Please repeat the lines below verbatim, leaving out any picture.

## Dataset records:
==============================

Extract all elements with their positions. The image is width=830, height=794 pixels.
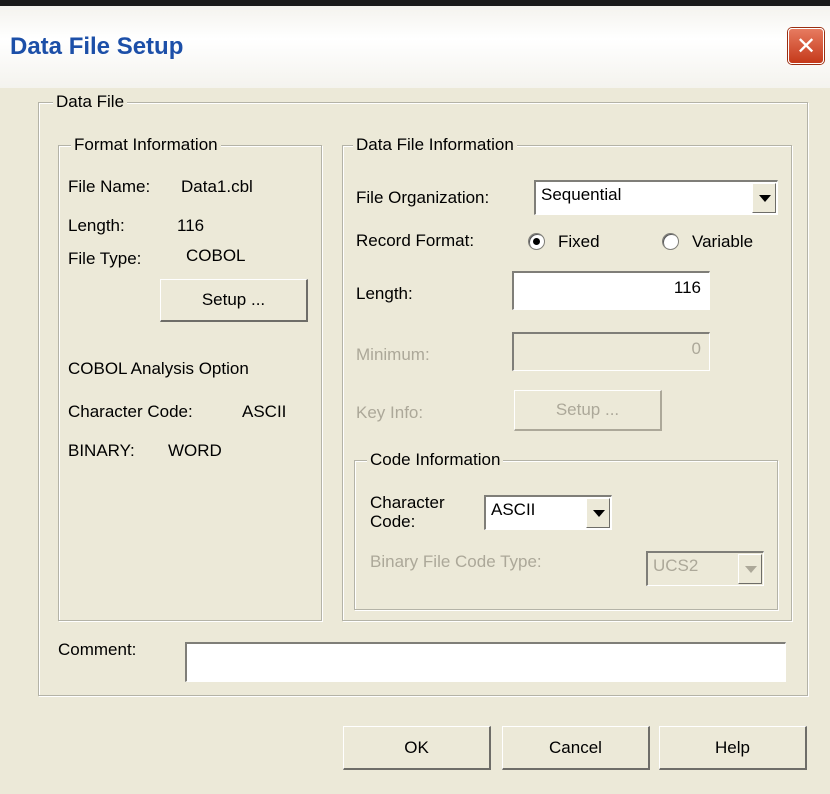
- cobol-analysis-option: COBOL Analysis Option: [68, 359, 249, 378]
- binary-value: WORD: [168, 441, 222, 460]
- dialog-body: Data File Format Information File Name: …: [0, 88, 830, 794]
- record-length-value: 116: [673, 278, 701, 297]
- file-organization-select[interactable]: Sequential: [534, 180, 778, 215]
- file-name-label: File Name:: [68, 177, 151, 196]
- help-button[interactable]: Help: [659, 726, 807, 770]
- comment-label: Comment:: [58, 640, 137, 659]
- binary-code-type-select[interactable]: UCS2: [646, 551, 764, 586]
- binary-label: BINARY:: [68, 441, 135, 460]
- record-format-variable-label: Variable: [692, 232, 754, 251]
- character-code-value: ASCII: [242, 402, 287, 421]
- record-format-fixed-label: Fixed: [558, 232, 600, 251]
- record-length-label: Length:: [356, 284, 413, 303]
- key-info-label: Key Info:: [356, 403, 424, 422]
- record-format-fixed-radio[interactable]: [528, 233, 545, 250]
- code-character-value: ASCII: [491, 500, 536, 519]
- title-bar[interactable]: Data File Setup ✕: [0, 6, 830, 88]
- cancel-button[interactable]: Cancel: [502, 726, 650, 770]
- code-information-group: Code Information: [354, 450, 778, 610]
- ok-button[interactable]: OK: [343, 726, 491, 770]
- key-info-setup-button[interactable]: Setup ...: [514, 390, 662, 431]
- format-setup-button[interactable]: Setup ...: [160, 279, 308, 322]
- length-label: Length:: [68, 216, 125, 235]
- minimum-label: Minimum:: [356, 345, 430, 364]
- length-value: 116: [177, 216, 205, 235]
- window-title: Data File Setup: [10, 33, 184, 60]
- close-icon: ✕: [795, 32, 817, 60]
- binary-code-type-label: Binary File Code Type:: [370, 552, 542, 571]
- file-organization-value: Sequential: [541, 185, 622, 204]
- file-type-label: File Type:: [68, 249, 142, 268]
- record-length-input[interactable]: 116: [512, 271, 710, 310]
- chevron-down-icon[interactable]: [586, 498, 610, 528]
- close-button[interactable]: ✕: [788, 28, 824, 64]
- file-name-value: Data1.cbl: [181, 177, 253, 196]
- data-file-information-legend: Data File Information: [353, 135, 517, 155]
- data-file-legend: Data File: [53, 92, 128, 112]
- character-code-label: Character Code:: [68, 402, 193, 421]
- chevron-down-icon[interactable]: [752, 183, 776, 213]
- code-character-label-line1: Character: [370, 493, 445, 512]
- code-character-label-line2: Code:: [370, 512, 416, 531]
- minimum-value: 0: [691, 339, 701, 358]
- format-information-legend: Format Information: [71, 135, 221, 155]
- record-format-label: Record Format:: [356, 231, 475, 250]
- file-organization-label: File Organization:: [356, 188, 490, 207]
- file-type-value: COBOL: [186, 246, 246, 265]
- record-format-variable-radio[interactable]: [662, 233, 679, 250]
- binary-code-type-value: UCS2: [653, 556, 699, 575]
- comment-input[interactable]: [185, 642, 786, 682]
- code-information-legend: Code Information: [367, 450, 504, 470]
- code-character-select[interactable]: ASCII: [484, 495, 612, 530]
- minimum-input[interactable]: 0: [512, 332, 710, 371]
- data-file-setup-dialog: Data File Setup ✕ Data File Format Infor…: [0, 0, 830, 794]
- chevron-down-icon[interactable]: [738, 554, 762, 584]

==============================

## Output of the task:
Extract all elements with their positions. The image is width=830, height=794 pixels.
- cobol-analysis-option: COBOL Analysis Option: [68, 359, 249, 378]
- binary-value: WORD: [168, 441, 222, 460]
- dialog-body: Data File Format Information File Name: …: [0, 88, 830, 794]
- record-length-value: 116: [673, 278, 701, 297]
- file-organization-select[interactable]: Sequential: [534, 180, 778, 215]
- file-name-label: File Name:: [68, 177, 151, 196]
- help-button[interactable]: Help: [659, 726, 807, 770]
- comment-label: Comment:: [58, 640, 137, 659]
- binary-code-type-select[interactable]: UCS2: [646, 551, 764, 586]
- binary-label: BINARY:: [68, 441, 135, 460]
- record-format-variable-label: Variable: [692, 232, 754, 251]
- character-code-value: ASCII: [242, 402, 287, 421]
- record-format-fixed-label: Fixed: [558, 232, 600, 251]
- record-length-label: Length:: [356, 284, 413, 303]
- key-info-label: Key Info:: [356, 403, 424, 422]
- record-format-fixed-radio[interactable]: [528, 233, 545, 250]
- code-character-value: ASCII: [491, 500, 536, 519]
- title-bar[interactable]: Data File Setup ✕: [0, 6, 830, 88]
- cancel-button[interactable]: Cancel: [502, 726, 650, 770]
- code-information-group: Code Information: [354, 450, 778, 610]
- ok-button[interactable]: OK: [343, 726, 491, 770]
- key-info-setup-button[interactable]: Setup ...: [514, 390, 662, 431]
- format-setup-button[interactable]: Setup ...: [160, 279, 308, 322]
- length-label: Length:: [68, 216, 125, 235]
- minimum-label: Minimum:: [356, 345, 430, 364]
- length-value: 116: [177, 216, 205, 235]
- window-title: Data File Setup: [10, 33, 184, 60]
- close-icon: ✕: [795, 32, 817, 60]
- binary-code-type-label: Binary File Code Type:: [370, 552, 542, 571]
- file-organization-value: Sequential: [541, 185, 622, 204]
- file-type-label: File Type:: [68, 249, 142, 268]
- record-length-input[interactable]: 116: [512, 271, 710, 310]
- chevron-down-icon[interactable]: [586, 498, 610, 528]
- close-button[interactable]: ✕: [788, 28, 824, 64]
- file-name-value: Data1.cbl: [181, 177, 253, 196]
- data-file-information-legend: Data File Information: [353, 135, 517, 155]
- data-file-legend: Data File: [53, 92, 128, 112]
- character-code-label: Character Code:: [68, 402, 193, 421]
- chevron-down-icon[interactable]: [752, 183, 776, 213]
- code-character-label-line1: Character: [370, 493, 445, 512]
- code-character-label-line2: Code:: [370, 512, 416, 531]
- minimum-value: 0: [691, 339, 701, 358]
- format-information-legend: Format Information: [71, 135, 221, 155]
- record-format-label: Record Format:: [356, 231, 475, 250]
- file-organization-label: File Organization:: [356, 188, 490, 207]
- file-type-value: COBOL: [186, 246, 246, 265]
- record-format-variable-radio[interactable]: [662, 233, 679, 250]
- binary-code-type-value: UCS2: [653, 556, 699, 575]
- comment-input[interactable]: [185, 642, 786, 682]
- code-information-legend: Code Information: [367, 450, 504, 470]
- code-character-select[interactable]: ASCII: [484, 495, 612, 530]
- minimum-input[interactable]: 0: [512, 332, 710, 371]
- data-file-setup-dialog: Data File Setup ✕ Data File Format Infor…: [0, 0, 830, 794]
- chevron-down-icon[interactable]: [738, 554, 762, 584]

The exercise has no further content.